Brief = Return each line of the material verbatim.

Excerpted records =
## Begin
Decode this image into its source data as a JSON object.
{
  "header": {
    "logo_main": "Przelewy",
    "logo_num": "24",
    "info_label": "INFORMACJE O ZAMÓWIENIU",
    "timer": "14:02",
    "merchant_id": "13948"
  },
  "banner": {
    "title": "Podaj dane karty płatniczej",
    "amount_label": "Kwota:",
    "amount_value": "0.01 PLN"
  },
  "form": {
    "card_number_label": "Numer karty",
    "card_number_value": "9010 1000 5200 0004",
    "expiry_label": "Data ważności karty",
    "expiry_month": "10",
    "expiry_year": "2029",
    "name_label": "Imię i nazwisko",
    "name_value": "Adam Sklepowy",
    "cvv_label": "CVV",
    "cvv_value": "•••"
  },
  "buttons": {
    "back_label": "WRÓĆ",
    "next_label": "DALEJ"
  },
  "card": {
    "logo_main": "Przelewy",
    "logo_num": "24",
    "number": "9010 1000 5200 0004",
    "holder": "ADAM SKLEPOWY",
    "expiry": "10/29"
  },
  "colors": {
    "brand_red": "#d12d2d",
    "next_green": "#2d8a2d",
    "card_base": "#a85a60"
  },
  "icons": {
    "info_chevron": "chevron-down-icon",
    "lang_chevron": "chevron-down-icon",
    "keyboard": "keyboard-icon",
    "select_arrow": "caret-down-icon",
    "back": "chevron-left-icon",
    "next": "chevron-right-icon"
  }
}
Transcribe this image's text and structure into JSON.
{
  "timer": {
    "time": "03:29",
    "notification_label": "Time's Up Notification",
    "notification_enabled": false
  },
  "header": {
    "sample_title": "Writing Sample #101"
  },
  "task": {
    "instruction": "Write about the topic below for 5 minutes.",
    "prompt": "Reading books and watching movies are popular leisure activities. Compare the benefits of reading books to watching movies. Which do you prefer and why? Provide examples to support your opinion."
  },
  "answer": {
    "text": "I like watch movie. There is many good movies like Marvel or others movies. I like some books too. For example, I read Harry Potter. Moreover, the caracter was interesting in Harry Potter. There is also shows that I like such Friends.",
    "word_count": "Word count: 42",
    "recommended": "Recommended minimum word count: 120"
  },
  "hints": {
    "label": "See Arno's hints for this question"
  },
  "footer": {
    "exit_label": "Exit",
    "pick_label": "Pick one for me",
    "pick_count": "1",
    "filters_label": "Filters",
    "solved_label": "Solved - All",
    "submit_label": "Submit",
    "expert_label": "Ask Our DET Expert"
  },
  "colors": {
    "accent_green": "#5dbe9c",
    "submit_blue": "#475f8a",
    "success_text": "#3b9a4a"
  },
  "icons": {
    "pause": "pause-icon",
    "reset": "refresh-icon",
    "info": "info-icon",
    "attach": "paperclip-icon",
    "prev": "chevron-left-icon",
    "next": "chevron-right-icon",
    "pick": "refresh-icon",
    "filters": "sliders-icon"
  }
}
## End
In response =
Decode this image into its source data as a JSON object.
{
  "header": {
    "logo_main": "Przelewy",
    "logo_num": "24",
    "info_label": "INFORMACJE O ZAMÓWIENIU",
    "timer": "14:02",
    "merchant_id": "13948"
  },
  "banner": {
    "title": "Podaj dane karty płatniczej",
    "amount_label": "Kwota:",
    "amount_value": "0.01 PLN"
  },
  "form": {
    "card_number_label": "Numer karty",
    "card_number_value": "9010 1000 5200 0004",
    "expiry_label": "Data ważności karty",
    "expiry_month": "10",
    "expiry_year": "2029",
    "name_label": "Imię i nazwisko",
    "name_value": "Adam Sklepowy",
    "cvv_label": "CVV",
    "cvv_value": "•••"
  },
  "buttons": {
    "back_label": "WRÓĆ",
    "next_label": "DALEJ"
  },
  "card": {
    "logo_main": "Przelewy",
    "logo_num": "24",
    "number": "9010 1000 5200 0004",
    "holder": "ADAM SKLEPOWY",
    "expiry": "10/29"
  },
  "colors": {
    "brand_red": "#d12d2d",
    "next_green": "#2d8a2d",
    "card_base": "#a85a60"
  },
  "icons": {
    "info_chevron": "chevron-down-icon",
    "lang_chevron": "chevron-down-icon",
    "keyboard": "keyboard-icon",
    "select_arrow": "caret-down-icon",
    "back": "chevron-left-icon",
    "next": "chevron-right-icon"
  }
}
Transcribe this image's text and structure into JSON.
{
  "timer": {
    "time": "03:29",
    "notification_label": "Time's Up Notification",
    "notification_enabled": false
  },
  "header": {
    "sample_title": "Writing Sample #101"
  },
  "task": {
    "instruction": "Write about the topic below for 5 minutes.",
    "prompt": "Reading books and watching movies are popular leisure activities. Compare the benefits of reading books to watching movies. Which do you prefer and why? Provide examples to support your opinion."
  },
  "answer": {
    "text": "I like watch movie. There is many good movies like Marvel or others movies. I like some books too. For example, I read Harry Potter. Moreover, the caracter was interesting in Harry Potter. There is also shows that I like such Friends.",
    "word_count": "Word count: 42",
    "recommended": "Recommended minimum word count: 120"
  },
  "hints": {
    "label": "See Arno's hints for this question"
  },
  "footer": {
    "exit_label": "Exit",
    "pick_label": "Pick one for me",
    "pick_count": "1",
    "filters_label": "Filters",
    "solved_label": "Solved - All",
    "submit_label": "Submit",
    "expert_label": "Ask Our DET Expert"
  },
  "colors": {
    "accent_green": "#5dbe9c",
    "submit_blue": "#475f8a",
    "success_text": "#3b9a4a"
  },
  "icons": {
    "pause": "pause-icon",
    "reset": "refresh-icon",
    "info": "info-icon",
    "attach": "paperclip-icon",
    "prev": "chevron-left-icon",
    "next": "chevron-right-icon",
    "pick": "refresh-icon",
    "filters": "sliders-icon"
  }
}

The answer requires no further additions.